» Exercise task: Read the lines that follow and tally those with the word "color"; give the number and nothing else.

--- START Extracted entries ---

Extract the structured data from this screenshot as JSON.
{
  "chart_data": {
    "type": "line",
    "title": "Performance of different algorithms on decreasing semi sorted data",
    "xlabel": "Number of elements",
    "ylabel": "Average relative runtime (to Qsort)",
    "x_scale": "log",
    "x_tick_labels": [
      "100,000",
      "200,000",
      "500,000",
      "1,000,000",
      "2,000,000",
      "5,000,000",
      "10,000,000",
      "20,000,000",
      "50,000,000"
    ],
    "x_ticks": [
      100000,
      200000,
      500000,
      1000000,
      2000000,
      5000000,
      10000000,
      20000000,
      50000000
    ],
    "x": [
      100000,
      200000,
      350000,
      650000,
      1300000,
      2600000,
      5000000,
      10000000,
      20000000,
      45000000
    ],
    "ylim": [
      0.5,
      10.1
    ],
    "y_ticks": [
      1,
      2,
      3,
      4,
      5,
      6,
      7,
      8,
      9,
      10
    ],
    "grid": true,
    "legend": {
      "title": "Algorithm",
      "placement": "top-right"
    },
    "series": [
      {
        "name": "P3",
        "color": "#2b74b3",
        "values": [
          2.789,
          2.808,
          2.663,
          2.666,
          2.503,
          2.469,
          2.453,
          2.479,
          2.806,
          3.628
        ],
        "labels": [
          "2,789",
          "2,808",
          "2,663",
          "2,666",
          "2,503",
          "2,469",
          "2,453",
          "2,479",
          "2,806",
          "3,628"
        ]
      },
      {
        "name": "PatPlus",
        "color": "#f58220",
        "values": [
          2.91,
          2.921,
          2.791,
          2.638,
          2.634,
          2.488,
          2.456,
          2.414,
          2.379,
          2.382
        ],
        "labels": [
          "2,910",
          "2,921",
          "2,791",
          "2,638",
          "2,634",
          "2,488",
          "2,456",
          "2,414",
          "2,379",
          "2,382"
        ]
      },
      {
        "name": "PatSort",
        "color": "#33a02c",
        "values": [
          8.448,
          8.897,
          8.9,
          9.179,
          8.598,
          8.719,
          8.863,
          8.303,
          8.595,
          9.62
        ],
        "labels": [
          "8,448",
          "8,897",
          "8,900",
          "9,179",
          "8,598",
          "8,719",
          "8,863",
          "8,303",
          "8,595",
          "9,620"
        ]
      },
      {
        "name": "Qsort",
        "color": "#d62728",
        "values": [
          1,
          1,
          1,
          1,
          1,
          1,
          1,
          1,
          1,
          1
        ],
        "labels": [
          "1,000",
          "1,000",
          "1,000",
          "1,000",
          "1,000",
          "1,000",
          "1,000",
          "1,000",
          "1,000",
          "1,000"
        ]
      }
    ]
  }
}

--- END Extracted entries ---

» The output: 4